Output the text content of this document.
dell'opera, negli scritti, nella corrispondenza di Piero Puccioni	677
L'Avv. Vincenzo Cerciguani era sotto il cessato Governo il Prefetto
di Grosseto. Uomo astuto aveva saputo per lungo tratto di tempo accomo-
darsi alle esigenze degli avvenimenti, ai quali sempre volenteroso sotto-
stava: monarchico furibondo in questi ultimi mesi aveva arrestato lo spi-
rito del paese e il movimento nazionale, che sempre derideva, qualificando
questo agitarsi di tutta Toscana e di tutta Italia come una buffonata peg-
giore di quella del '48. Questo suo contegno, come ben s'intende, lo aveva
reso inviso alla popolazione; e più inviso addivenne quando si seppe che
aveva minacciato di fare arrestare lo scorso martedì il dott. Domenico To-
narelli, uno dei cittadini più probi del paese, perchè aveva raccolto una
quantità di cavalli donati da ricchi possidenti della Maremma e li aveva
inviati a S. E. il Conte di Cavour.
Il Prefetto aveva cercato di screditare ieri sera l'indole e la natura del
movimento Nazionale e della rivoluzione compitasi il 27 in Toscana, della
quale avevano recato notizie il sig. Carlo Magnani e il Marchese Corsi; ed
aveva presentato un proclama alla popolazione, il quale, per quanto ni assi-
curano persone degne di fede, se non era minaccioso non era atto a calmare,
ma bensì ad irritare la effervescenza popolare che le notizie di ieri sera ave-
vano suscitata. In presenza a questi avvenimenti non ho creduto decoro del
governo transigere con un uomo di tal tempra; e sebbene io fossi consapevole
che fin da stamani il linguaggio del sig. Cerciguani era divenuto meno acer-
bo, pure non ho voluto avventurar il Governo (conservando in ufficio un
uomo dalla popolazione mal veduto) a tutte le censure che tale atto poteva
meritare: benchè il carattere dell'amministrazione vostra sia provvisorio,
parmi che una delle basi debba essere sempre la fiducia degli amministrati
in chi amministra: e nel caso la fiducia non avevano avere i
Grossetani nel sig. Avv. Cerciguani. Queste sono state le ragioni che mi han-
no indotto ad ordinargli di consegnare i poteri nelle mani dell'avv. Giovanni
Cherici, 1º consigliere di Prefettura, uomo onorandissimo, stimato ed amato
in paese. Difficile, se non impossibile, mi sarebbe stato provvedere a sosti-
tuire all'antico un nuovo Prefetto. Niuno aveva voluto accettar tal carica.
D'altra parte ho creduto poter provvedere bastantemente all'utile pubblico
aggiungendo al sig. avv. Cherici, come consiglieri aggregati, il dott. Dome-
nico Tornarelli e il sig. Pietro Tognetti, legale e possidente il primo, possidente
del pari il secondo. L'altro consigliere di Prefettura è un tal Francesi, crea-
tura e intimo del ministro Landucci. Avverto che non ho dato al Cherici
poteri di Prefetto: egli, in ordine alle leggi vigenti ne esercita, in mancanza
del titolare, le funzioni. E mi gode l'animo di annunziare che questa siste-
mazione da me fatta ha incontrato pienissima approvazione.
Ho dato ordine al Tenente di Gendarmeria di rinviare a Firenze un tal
+ + + + +
→ **PROMPT**
The entries above must be returned in full, exactly as shown.

→ **ANSWER FOR THE TASK**
Output the text content of this document.
dell'opera, negli scritti, nella corrispondenza di Piero Puccioni	677
L'Avv. Vincenzo Cerciguani era sotto il cessato Governo il Prefetto
di Grosseto. Uomo astuto aveva saputo per lungo tratto di tempo accomo-
darsi alle esigenze degli avvenimenti, ai quali sempre volenteroso sotto-
stava: monarchico furibondo in questi ultimi mesi aveva arrestato lo spi-
rito del paese e il movimento nazionale, che sempre derideva, qualificando
questo agitarsi di tutta Toscana e di tutta Italia come una buffonata peg-
giore di quella del '48. Questo suo contegno, come ben s'intende, lo aveva
reso inviso alla popolazione; e più inviso addivenne quando si seppe che
aveva minacciato di fare arrestare lo scorso martedì il dott. Domenico To-
narelli, uno dei cittadini più probi del paese, perchè aveva raccolto una
quantità di cavalli donati da ricchi possidenti della Maremma e li aveva
inviati a S. E. il Conte di Cavour.
Il Prefetto aveva cercato di screditare ieri sera l'indole e la natura del
movimento Nazionale e della rivoluzione compitasi il 27 in Toscana, della
quale avevano recato notizie il sig. Carlo Magnani e il Marchese Corsi; ed
aveva presentato un proclama alla popolazione, il quale, per quanto ni assi-
curano persone degne di fede, se non era minaccioso non era atto a calmare,
ma bensì ad irritare la effervescenza popolare che le notizie di ieri sera ave-
vano suscitata. In presenza a questi avvenimenti non ho creduto decoro del
governo transigere con un uomo di tal tempra; e sebbene io fossi consapevole
che fin da stamani il linguaggio del sig. Cerciguani era divenuto meno acer-
bo, pure non ho voluto avventurar il Governo (conservando in ufficio un
uomo dalla popolazione mal veduto) a tutte le censure che tale atto poteva
meritare: benchè il carattere dell'amministrazione vostra sia provvisorio,
parmi che una delle basi debba essere sempre la fiducia degli amministrati
in chi amministra: e nel caso la fiducia non avevano avere i
Grossetani nel sig. Avv. Cerciguani. Queste sono state le ragioni che mi han-
no indotto ad ordinargli di consegnare i poteri nelle mani dell'avv. Giovanni
Cherici, 1º consigliere di Prefettura, uomo onorandissimo, stimato ed amato
in paese. Difficile, se non impossibile, mi sarebbe stato provvedere a sosti-
tuire all'antico un nuovo Prefetto. Niuno aveva voluto accettar tal carica.
D'altra parte ho creduto poter provvedere bastantemente all'utile pubblico
aggiungendo al sig. avv. Cherici, come consiglieri aggregati, il dott. Dome-
nico Tornarelli e il sig. Pietro Tognetti, legale e possidente il primo, possidente
del pari il secondo. L'altro consigliere di Prefettura è un tal Francesi, crea-
tura e intimo del ministro Landucci. Avverto che non ho dato al Cherici
poteri di Prefetto: egli, in ordine alle leggi vigenti ne esercita, in mancanza
del titolare, le funzioni. E mi gode l'animo di annunziare che questa siste-
mazione da me fatta ha incontrato pienissima approvazione.
Ho dato ordine al Tenente di Gendarmeria di rinviare a Firenze un tal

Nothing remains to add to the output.